─── Data supplied ───
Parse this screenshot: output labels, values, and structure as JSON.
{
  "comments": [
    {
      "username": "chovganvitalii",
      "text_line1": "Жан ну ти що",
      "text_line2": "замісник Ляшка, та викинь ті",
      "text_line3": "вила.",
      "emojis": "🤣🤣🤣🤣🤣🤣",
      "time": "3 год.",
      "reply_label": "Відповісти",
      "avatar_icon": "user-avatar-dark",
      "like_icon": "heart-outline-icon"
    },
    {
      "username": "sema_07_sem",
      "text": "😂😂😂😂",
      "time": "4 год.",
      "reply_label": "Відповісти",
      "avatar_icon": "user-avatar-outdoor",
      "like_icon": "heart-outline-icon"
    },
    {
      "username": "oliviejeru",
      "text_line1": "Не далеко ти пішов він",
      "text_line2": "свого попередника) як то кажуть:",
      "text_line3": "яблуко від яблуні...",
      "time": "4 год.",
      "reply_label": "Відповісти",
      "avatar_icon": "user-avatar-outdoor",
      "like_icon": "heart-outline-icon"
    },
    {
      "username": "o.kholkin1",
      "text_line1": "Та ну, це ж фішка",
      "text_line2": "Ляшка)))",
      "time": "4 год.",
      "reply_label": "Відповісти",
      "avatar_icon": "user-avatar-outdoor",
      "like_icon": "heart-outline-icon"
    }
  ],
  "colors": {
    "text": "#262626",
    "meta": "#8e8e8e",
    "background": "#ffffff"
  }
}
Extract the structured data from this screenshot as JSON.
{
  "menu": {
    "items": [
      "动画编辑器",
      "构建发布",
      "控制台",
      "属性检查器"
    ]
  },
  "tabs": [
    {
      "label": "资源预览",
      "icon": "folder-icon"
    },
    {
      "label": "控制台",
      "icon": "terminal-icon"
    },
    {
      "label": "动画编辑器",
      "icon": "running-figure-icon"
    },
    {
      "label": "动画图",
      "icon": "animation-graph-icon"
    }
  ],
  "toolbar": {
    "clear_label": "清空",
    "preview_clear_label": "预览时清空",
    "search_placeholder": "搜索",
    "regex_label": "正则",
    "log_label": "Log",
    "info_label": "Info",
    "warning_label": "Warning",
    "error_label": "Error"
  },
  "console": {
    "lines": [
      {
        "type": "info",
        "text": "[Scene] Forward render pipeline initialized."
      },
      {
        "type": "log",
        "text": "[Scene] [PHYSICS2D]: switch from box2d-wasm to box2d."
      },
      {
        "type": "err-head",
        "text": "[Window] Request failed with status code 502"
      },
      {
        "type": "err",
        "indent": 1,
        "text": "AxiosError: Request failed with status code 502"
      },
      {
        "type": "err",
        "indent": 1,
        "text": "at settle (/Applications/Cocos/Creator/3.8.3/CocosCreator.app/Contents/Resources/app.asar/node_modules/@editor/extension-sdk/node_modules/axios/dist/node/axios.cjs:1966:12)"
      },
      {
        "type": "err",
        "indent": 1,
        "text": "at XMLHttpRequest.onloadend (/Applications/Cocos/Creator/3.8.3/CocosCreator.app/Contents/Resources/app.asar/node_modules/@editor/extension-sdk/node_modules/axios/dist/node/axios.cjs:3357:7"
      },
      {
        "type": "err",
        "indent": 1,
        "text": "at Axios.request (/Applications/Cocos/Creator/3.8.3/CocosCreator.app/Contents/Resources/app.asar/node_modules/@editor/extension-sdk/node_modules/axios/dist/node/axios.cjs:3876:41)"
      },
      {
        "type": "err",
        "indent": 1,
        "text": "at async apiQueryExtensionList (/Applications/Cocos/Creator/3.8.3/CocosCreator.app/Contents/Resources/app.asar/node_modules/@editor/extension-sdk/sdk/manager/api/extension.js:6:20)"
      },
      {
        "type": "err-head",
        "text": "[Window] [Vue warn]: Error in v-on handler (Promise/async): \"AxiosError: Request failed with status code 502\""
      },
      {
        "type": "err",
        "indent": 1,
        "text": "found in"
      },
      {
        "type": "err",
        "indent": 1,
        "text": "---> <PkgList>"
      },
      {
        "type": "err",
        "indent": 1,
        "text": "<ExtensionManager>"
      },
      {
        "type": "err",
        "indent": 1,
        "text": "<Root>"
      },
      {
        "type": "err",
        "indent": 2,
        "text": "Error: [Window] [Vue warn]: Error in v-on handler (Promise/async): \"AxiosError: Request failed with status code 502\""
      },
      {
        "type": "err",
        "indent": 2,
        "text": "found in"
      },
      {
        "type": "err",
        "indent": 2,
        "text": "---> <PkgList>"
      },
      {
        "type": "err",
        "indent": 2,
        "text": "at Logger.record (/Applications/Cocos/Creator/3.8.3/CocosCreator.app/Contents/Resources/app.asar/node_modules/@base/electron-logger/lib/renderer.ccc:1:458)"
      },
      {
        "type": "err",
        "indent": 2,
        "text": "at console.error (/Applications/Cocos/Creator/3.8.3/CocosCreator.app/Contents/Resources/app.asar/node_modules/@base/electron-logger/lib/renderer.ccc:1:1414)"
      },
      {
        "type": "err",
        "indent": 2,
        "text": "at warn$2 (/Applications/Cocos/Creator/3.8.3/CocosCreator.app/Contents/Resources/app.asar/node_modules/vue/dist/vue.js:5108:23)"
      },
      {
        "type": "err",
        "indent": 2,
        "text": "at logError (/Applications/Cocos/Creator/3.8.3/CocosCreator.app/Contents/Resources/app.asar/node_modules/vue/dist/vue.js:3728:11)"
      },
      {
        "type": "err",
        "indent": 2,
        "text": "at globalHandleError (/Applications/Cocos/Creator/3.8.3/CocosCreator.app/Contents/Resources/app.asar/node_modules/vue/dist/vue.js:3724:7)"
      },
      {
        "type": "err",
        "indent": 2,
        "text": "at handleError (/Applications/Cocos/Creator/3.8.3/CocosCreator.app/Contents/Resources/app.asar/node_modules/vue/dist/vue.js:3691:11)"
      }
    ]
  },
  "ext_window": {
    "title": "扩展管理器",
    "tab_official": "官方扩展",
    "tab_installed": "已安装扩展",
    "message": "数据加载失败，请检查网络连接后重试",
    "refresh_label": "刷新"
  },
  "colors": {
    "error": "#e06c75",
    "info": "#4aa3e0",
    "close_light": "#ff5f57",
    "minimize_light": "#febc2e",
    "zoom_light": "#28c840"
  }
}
───
* **What to do**
Quote every entry exactly.

* **Solution to this problem**
Parse this screenshot: output labels, values, and structure as JSON.
{
  "comments": [
    {
      "username": "chovganvitalii",
      "text_line1": "Жан ну ти що",
      "text_line2": "замісник Ляшка, та викинь ті",
      "text_line3": "вила.",
      "emojis": "🤣🤣🤣🤣🤣🤣",
      "time": "3 год.",
      "reply_label": "Відповісти",
      "avatar_icon": "user-avatar-dark",
      "like_icon": "heart-outline-icon"
    },
    {
      "username": "sema_07_sem",
      "text": "😂😂😂😂",
      "time": "4 год.",
      "reply_label": "Відповісти",
      "avatar_icon": "user-avatar-outdoor",
      "like_icon": "heart-outline-icon"
    },
    {
      "username": "oliviejeru",
      "text_line1": "Не далеко ти пішов він",
      "text_line2": "свого попередника) як то кажуть:",
      "text_line3": "яблуко від яблуні...",
      "time": "4 год.",
      "reply_label": "Відповісти",
      "avatar_icon": "user-avatar-outdoor",
      "like_icon": "heart-outline-icon"
    },
    {
      "username": "o.kholkin1",
      "text_line1": "Та ну, це ж фішка",
      "text_line2": "Ляшка)))",
      "time": "4 год.",
      "reply_label": "Відповісти",
      "avatar_icon": "user-avatar-outdoor",
      "like_icon": "heart-outline-icon"
    }
  ],
  "colors": {
    "text": "#262626",
    "meta": "#8e8e8e",
    "background": "#ffffff"
  }
}
Extract the structured data from this screenshot as JSON.
{
  "menu": {
    "items": [
      "动画编辑器",
      "构建发布",
      "控制台",
      "属性检查器"
    ]
  },
  "tabs": [
    {
      "label": "资源预览",
      "icon": "folder-icon"
    },
    {
      "label": "控制台",
      "icon": "terminal-icon"
    },
    {
      "label": "动画编辑器",
      "icon": "running-figure-icon"
    },
    {
      "label": "动画图",
      "icon": "animation-graph-icon"
    }
  ],
  "toolbar": {
    "clear_label": "清空",
    "preview_clear_label": "预览时清空",
    "search_placeholder": "搜索",
    "regex_label": "正则",
    "log_label": "Log",
    "info_label": "Info",
    "warning_label": "Warning",
    "error_label": "Error"
  },
  "console": {
    "lines": [
      {
        "type": "info",
        "text": "[Scene] Forward render pipeline initialized."
      },
      {
        "type": "log",
        "text": "[Scene] [PHYSICS2D]: switch from box2d-wasm to box2d."
      },
      {
        "type": "err-head",
        "text": "[Window] Request failed with status code 502"
      },
      {
        "type": "err",
        "indent": 1,
        "text": "AxiosError: Request failed with status code 502"
      },
      {
        "type": "err",
        "indent": 1,
        "text": "at settle (/Applications/Cocos/Creator/3.8.3/CocosCreator.app/Contents/Resources/app.asar/node_modules/@editor/extension-sdk/node_modules/axios/dist/node/axios.cjs:1966:12)"
      },
      {
        "type": "err",
        "indent": 1,
        "text": "at XMLHttpRequest.onloadend (/Applications/Cocos/Creator/3.8.3/CocosCreator.app/Contents/Resources/app.asar/node_modules/@editor/extension-sdk/node_modules/axios/dist/node/axios.cjs:3357:7"
      },
      {
        "type": "err",
        "indent": 1,
        "text": "at Axios.request (/Applications/Cocos/Creator/3.8.3/CocosCreator.app/Contents/Resources/app.asar/node_modules/@editor/extension-sdk/node_modules/axios/dist/node/axios.cjs:3876:41)"
      },
      {
        "type": "err",
        "indent": 1,
        "text": "at async apiQueryExtensionList (/Applications/Cocos/Creator/3.8.3/CocosCreator.app/Contents/Resources/app.asar/node_modules/@editor/extension-sdk/sdk/manager/api/extension.js:6:20)"
      },
      {
        "type": "err-head",
        "text": "[Window] [Vue warn]: Error in v-on handler (Promise/async): \"AxiosError: Request failed with status code 502\""
      },
      {
        "type": "err",
        "indent": 1,
        "text": "found in"
      },
      {
        "type": "err",
        "indent": 1,
        "text": "---> <PkgList>"
      },
      {
        "type": "err",
        "indent": 1,
        "text": "<ExtensionManager>"
      },
      {
        "type": "err",
        "indent": 1,
        "text": "<Root>"
      },
      {
        "type": "err",
        "indent": 2,
        "text": "Error: [Window] [Vue warn]: Error in v-on handler (Promise/async): \"AxiosError: Request failed with status code 502\""
      },
      {
        "type": "err",
        "indent": 2,
        "text": "found in"
      },
      {
        "type": "err",
        "indent": 2,
        "text": "---> <PkgList>"
      },
      {
        "type": "err",
        "indent": 2,
        "text": "at Logger.record (/Applications/Cocos/Creator/3.8.3/CocosCreator.app/Contents/Resources/app.asar/node_modules/@base/electron-logger/lib/renderer.ccc:1:458)"
      },
      {
        "type": "err",
        "indent": 2,
        "text": "at console.error (/Applications/Cocos/Creator/3.8.3/CocosCreator.app/Contents/Resources/app.asar/node_modules/@base/electron-logger/lib/renderer.ccc:1:1414)"
      },
      {
        "type": "err",
        "indent": 2,
        "text": "at warn$2 (/Applications/Cocos/Creator/3.8.3/CocosCreator.app/Contents/Resources/app.asar/node_modules/vue/dist/vue.js:5108:23)"
      },
      {
        "type": "err",
        "indent": 2,
        "text": "at logError (/Applications/Cocos/Creator/3.8.3/CocosCreator.app/Contents/Resources/app.asar/node_modules/vue/dist/vue.js:3728:11)"
      },
      {
        "type": "err",
        "indent": 2,
        "text": "at globalHandleError (/Applications/Cocos/Creator/3.8.3/CocosCreator.app/Contents/Resources/app.asar/node_modules/vue/dist/vue.js:3724:7)"
      },
      {
        "type": "err",
        "indent": 2,
        "text": "at handleError (/Applications/Cocos/Creator/3.8.3/CocosCreator.app/Contents/Resources/app.asar/node_modules/vue/dist/vue.js:3691:11)"
      }
    ]
  },
  "ext_window": {
    "title": "扩展管理器",
    "tab_official": "官方扩展",
    "tab_installed": "已安装扩展",
    "message": "数据加载失败，请检查网络连接后重试",
    "refresh_label": "刷新"
  },
  "colors": {
    "error": "#e06c75",
    "info": "#4aa3e0",
    "close_light": "#ff5f57",
    "minimize_light": "#febc2e",
    "zoom_light": "#28c840"
  }
}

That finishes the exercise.